DIRECTIVE> Exactly repeat the material, dropping every picture from the copy.

SUPPLIED INFORMATION>
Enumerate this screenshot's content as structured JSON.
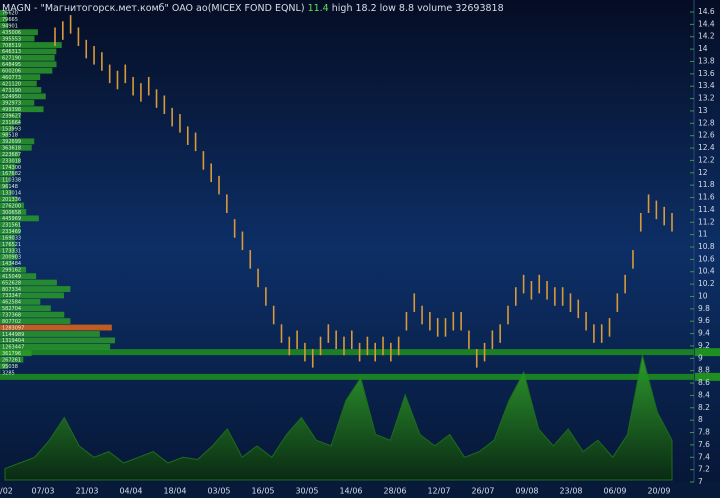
{
  "chart_data": {
    "type": "bar-range",
    "title": {
      "name": "MAGN - \"Магнитогорск.мет.комб\" OAO ао(MICEX FOND EQNL)",
      "last": "11.4",
      "high": "high 18.2",
      "low": "low 8.8",
      "volume": "volume 32693818"
    },
    "x_labels": [
      "/02",
      "07/03",
      "21/03",
      "04/04",
      "18/04",
      "03/05",
      "16/05",
      "30/05",
      "14/06",
      "28/06",
      "12/07",
      "26/07",
      "09/08",
      "23/08",
      "06/09",
      "20/09"
    ],
    "ylim": [
      7,
      14.6
    ],
    "yticks": [
      7,
      7.2,
      7.4,
      7.6,
      7.8,
      8,
      8.2,
      8.4,
      8.6,
      8.8,
      9,
      9.2,
      9.4,
      9.6,
      9.8,
      10,
      10.2,
      10.4,
      10.6,
      10.8,
      11,
      11.2,
      11.4,
      11.6,
      11.8,
      12,
      12.2,
      12.4,
      12.6,
      12.8,
      13,
      13.2,
      13.4,
      13.6,
      13.8,
      14,
      14.2,
      14.4,
      14.6
    ],
    "color": "#d89a3a",
    "high": [
      14.35,
      14.45,
      14.55,
      14.35,
      14.15,
      14.05,
      13.95,
      13.75,
      13.65,
      13.75,
      13.55,
      13.45,
      13.55,
      13.35,
      13.25,
      13.05,
      12.95,
      12.75,
      12.65,
      12.35,
      12.15,
      11.95,
      11.65,
      11.25,
      11.05,
      10.75,
      10.45,
      10.15,
      9.85,
      9.55,
      9.35,
      9.45,
      9.25,
      9.15,
      9.35,
      9.55,
      9.45,
      9.35,
      9.45,
      9.25,
      9.35,
      9.25,
      9.35,
      9.25,
      9.35,
      9.75,
      10.05,
      9.85,
      9.75,
      9.65,
      9.65,
      9.75,
      9.75,
      9.45,
      9.15,
      9.25,
      9.45,
      9.55,
      9.85,
      10.15,
      10.35,
      10.25,
      10.35,
      10.25,
      10.15,
      10.15,
      10.05,
      9.95,
      9.75,
      9.55,
      9.55,
      9.65,
      10.05,
      10.35,
      10.75,
      11.35,
      11.65,
      11.55,
      11.45,
      11.35
    ],
    "low": [
      14.05,
      14.15,
      14.25,
      14.05,
      13.85,
      13.75,
      13.65,
      13.45,
      13.35,
      13.45,
      13.25,
      13.15,
      13.25,
      13.05,
      12.95,
      12.75,
      12.65,
      12.45,
      12.35,
      12.05,
      11.85,
      11.65,
      11.35,
      10.95,
      10.75,
      10.45,
      10.15,
      9.85,
      9.55,
      9.25,
      9.05,
      9.15,
      8.95,
      8.85,
      9.05,
      9.25,
      9.15,
      9.05,
      9.15,
      8.95,
      9.05,
      8.95,
      9.05,
      8.95,
      9.05,
      9.45,
      9.75,
      9.55,
      9.45,
      9.35,
      9.35,
      9.45,
      9.45,
      9.15,
      8.85,
      8.95,
      9.15,
      9.25,
      9.55,
      9.85,
      10.05,
      9.95,
      10.05,
      9.95,
      9.85,
      9.85,
      9.75,
      9.65,
      9.45,
      9.25,
      9.25,
      9.35,
      9.75,
      10.05,
      10.45,
      11.05,
      11.35,
      11.25,
      11.15,
      11.05
    ],
    "levels": [
      9.1,
      8.7
    ],
    "level_color": "#1f8f1f",
    "volume": {
      "color": "#1e6b1e",
      "values": [
        10,
        15,
        20,
        35,
        55,
        30,
        20,
        25,
        15,
        20,
        25,
        15,
        20,
        18,
        30,
        45,
        20,
        30,
        20,
        40,
        55,
        35,
        30,
        70,
        90,
        40,
        35,
        75,
        40,
        30,
        40,
        20,
        25,
        35,
        70,
        95,
        45,
        30,
        45,
        25,
        35,
        20,
        40,
        110,
        60,
        35
      ]
    },
    "profile": {
      "color": "#2a9a2a",
      "highlight_row": 49,
      "highlight_color": "#e0661a",
      "labels": [
        "76620",
        "79665",
        "94901",
        "435006",
        "395553",
        "708519",
        "646313",
        "627190",
        "648495",
        "600206",
        "460773",
        "421120",
        "473190",
        "524950",
        "392973",
        "499398",
        "239627",
        "231664",
        "153993",
        "98518",
        "392699",
        "363618",
        "223687",
        "233018",
        "174300",
        "167682",
        "110338",
        "96148",
        "133014",
        "201336",
        "276200",
        "300658",
        "445969",
        "231561",
        "233469",
        "169033",
        "176521",
        "173331",
        "200903",
        "143484",
        "299162",
        "415049",
        "652628",
        "807334",
        "733347",
        "462584",
        "582704",
        "737368",
        "807702",
        "1283097",
        "1144989",
        "1319404",
        "1263447",
        "361796",
        "267261",
        "95038",
        "3285"
      ],
      "values": [
        76620,
        79665,
        94901,
        435006,
        395553,
        708519,
        646313,
        627190,
        648495,
        600206,
        460773,
        421120,
        473190,
        524950,
        392973,
        499398,
        239627,
        231664,
        153993,
        98518,
        392699,
        363618,
        223687,
        233018,
        174300,
        167682,
        110338,
        96148,
        133014,
        201336,
        276200,
        300658,
        445969,
        231561,
        233469,
        169033,
        176521,
        173331,
        200903,
        143484,
        299162,
        415049,
        652628,
        807334,
        733347,
        462584,
        582704,
        737368,
        807702,
        1283097,
        1144989,
        1319404,
        1263447,
        361796,
        267261,
        95038,
        3285
      ]
    }
  }
}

SOLUTION TO THE EXERCISE>
Enumerate this screenshot's content as structured JSON.
{
  "chart_data": {
    "type": "bar-range",
    "title": {
      "name": "MAGN - \"Магнитогорск.мет.комб\" OAO ао(MICEX FOND EQNL)",
      "last": "11.4",
      "high": "high 18.2",
      "low": "low 8.8",
      "volume": "volume 32693818"
    },
    "x_labels": [
      "/02",
      "07/03",
      "21/03",
      "04/04",
      "18/04",
      "03/05",
      "16/05",
      "30/05",
      "14/06",
      "28/06",
      "12/07",
      "26/07",
      "09/08",
      "23/08",
      "06/09",
      "20/09"
    ],
    "ylim": [
      7,
      14.6
    ],
    "yticks": [
      7,
      7.2,
      7.4,
      7.6,
      7.8,
      8,
      8.2,
      8.4,
      8.6,
      8.8,
      9,
      9.2,
      9.4,
      9.6,
      9.8,
      10,
      10.2,
      10.4,
      10.6,
      10.8,
      11,
      11.2,
      11.4,
      11.6,
      11.8,
      12,
      12.2,
      12.4,
      12.6,
      12.8,
      13,
      13.2,
      13.4,
      13.6,
      13.8,
      14,
      14.2,
      14.4,
      14.6
    ],
    "color": "#d89a3a",
    "high": [
      14.35,
      14.45,
      14.55,
      14.35,
      14.15,
      14.05,
      13.95,
      13.75,
      13.65,
      13.75,
      13.55,
      13.45,
      13.55,
      13.35,
      13.25,
      13.05,
      12.95,
      12.75,
      12.65,
      12.35,
      12.15,
      11.95,
      11.65,
      11.25,
      11.05,
      10.75,
      10.45,
      10.15,
      9.85,
      9.55,
      9.35,
      9.45,
      9.25,
      9.15,
      9.35,
      9.55,
      9.45,
      9.35,
      9.45,
      9.25,
      9.35,
      9.25,
      9.35,
      9.25,
      9.35,
      9.75,
      10.05,
      9.85,
      9.75,
      9.65,
      9.65,
      9.75,
      9.75,
      9.45,
      9.15,
      9.25,
      9.45,
      9.55,
      9.85,
      10.15,
      10.35,
      10.25,
      10.35,
      10.25,
      10.15,
      10.15,
      10.05,
      9.95,
      9.75,
      9.55,
      9.55,
      9.65,
      10.05,
      10.35,
      10.75,
      11.35,
      11.65,
      11.55,
      11.45,
      11.35
    ],
    "low": [
      14.05,
      14.15,
      14.25,
      14.05,
      13.85,
      13.75,
      13.65,
      13.45,
      13.35,
      13.45,
      13.25,
      13.15,
      13.25,
      13.05,
      12.95,
      12.75,
      12.65,
      12.45,
      12.35,
      12.05,
      11.85,
      11.65,
      11.35,
      10.95,
      10.75,
      10.45,
      10.15,
      9.85,
      9.55,
      9.25,
      9.05,
      9.15,
      8.95,
      8.85,
      9.05,
      9.25,
      9.15,
      9.05,
      9.15,
      8.95,
      9.05,
      8.95,
      9.05,
      8.95,
      9.05,
      9.45,
      9.75,
      9.55,
      9.45,
      9.35,
      9.35,
      9.45,
      9.45,
      9.15,
      8.85,
      8.95,
      9.15,
      9.25,
      9.55,
      9.85,
      10.05,
      9.95,
      10.05,
      9.95,
      9.85,
      9.85,
      9.75,
      9.65,
      9.45,
      9.25,
      9.25,
      9.35,
      9.75,
      10.05,
      10.45,
      11.05,
      11.35,
      11.25,
      11.15,
      11.05
    ],
    "levels": [
      9.1,
      8.7
    ],
    "level_color": "#1f8f1f",
    "volume": {
      "color": "#1e6b1e",
      "values": [
        10,
        15,
        20,
        35,
        55,
        30,
        20,
        25,
        15,
        20,
        25,
        15,
        20,
        18,
        30,
        45,
        20,
        30,
        20,
        40,
        55,
        35,
        30,
        70,
        90,
        40,
        35,
        75,
        40,
        30,
        40,
        20,
        25,
        35,
        70,
        95,
        45,
        30,
        45,
        25,
        35,
        20,
        40,
        110,
        60,
        35
      ]
    },
    "profile": {
      "color": "#2a9a2a",
      "highlight_row": 49,
      "highlight_color": "#e0661a",
      "labels": [
        "76620",
        "79665",
        "94901",
        "435006",
        "395553",
        "708519",
        "646313",
        "627190",
        "648495",
        "600206",
        "460773",
        "421120",
        "473190",
        "524950",
        "392973",
        "499398",
        "239627",
        "231664",
        "153993",
        "98518",
        "392699",
        "363618",
        "223687",
        "233018",
        "174300",
        "167682",
        "110338",
        "96148",
        "133014",
        "201336",
        "276200",
        "300658",
        "445969",
        "231561",
        "233469",
        "169033",
        "176521",
        "173331",
        "200903",
        "143484",
        "299162",
        "415049",
        "652628",
        "807334",
        "733347",
        "462584",
        "582704",
        "737368",
        "807702",
        "1283097",
        "1144989",
        "1319404",
        "1263447",
        "361796",
        "267261",
        "95038",
        "3285"
      ],
      "values": [
        76620,
        79665,
        94901,
        435006,
        395553,
        708519,
        646313,
        627190,
        648495,
        600206,
        460773,
        421120,
        473190,
        524950,
        392973,
        499398,
        239627,
        231664,
        153993,
        98518,
        392699,
        363618,
        223687,
        233018,
        174300,
        167682,
        110338,
        96148,
        133014,
        201336,
        276200,
        300658,
        445969,
        231561,
        233469,
        169033,
        176521,
        173331,
        200903,
        143484,
        299162,
        415049,
        652628,
        807334,
        733347,
        462584,
        582704,
        737368,
        807702,
        1283097,
        1144989,
        1319404,
        1263447,
        361796,
        267261,
        95038,
        3285
      ]
    }
  }
}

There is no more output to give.